### DIRECTION
Show all lines from the data that include the word "spectral".

[Some records]
==============================

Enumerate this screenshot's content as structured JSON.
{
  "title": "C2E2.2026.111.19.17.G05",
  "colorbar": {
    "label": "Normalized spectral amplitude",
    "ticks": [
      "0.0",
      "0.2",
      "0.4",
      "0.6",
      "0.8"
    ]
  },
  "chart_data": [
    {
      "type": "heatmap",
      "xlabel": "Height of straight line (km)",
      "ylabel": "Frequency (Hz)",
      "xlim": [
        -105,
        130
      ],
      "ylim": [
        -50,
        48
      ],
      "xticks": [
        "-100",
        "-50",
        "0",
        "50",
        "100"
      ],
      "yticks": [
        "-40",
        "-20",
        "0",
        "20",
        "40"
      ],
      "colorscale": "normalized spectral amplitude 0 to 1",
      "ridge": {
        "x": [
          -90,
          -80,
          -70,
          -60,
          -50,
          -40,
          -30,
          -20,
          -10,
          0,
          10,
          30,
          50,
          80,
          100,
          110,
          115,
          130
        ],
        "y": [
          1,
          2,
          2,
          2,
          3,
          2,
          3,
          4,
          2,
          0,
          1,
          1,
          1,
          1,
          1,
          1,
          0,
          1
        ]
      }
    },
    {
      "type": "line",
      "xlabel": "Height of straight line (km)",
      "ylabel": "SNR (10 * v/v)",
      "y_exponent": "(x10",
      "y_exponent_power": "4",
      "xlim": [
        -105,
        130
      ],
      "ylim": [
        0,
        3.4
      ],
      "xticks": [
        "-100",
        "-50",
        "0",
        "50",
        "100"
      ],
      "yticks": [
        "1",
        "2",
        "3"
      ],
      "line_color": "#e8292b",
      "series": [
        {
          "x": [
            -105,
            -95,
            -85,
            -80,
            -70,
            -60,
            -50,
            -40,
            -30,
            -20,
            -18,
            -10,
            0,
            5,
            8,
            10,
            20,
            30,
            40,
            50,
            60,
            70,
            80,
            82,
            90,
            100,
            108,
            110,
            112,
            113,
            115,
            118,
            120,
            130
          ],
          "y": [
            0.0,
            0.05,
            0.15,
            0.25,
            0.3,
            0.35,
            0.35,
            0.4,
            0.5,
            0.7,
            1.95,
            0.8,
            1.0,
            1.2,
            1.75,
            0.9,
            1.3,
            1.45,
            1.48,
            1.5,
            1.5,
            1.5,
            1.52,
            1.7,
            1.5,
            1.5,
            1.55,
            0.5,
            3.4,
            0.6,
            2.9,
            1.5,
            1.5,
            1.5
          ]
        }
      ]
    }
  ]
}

==============================

### RESPONSE BELOW
    "label": "Normalized spectral amplitude",
      "colorscale": "normalized spectral amplitude 0 to 1",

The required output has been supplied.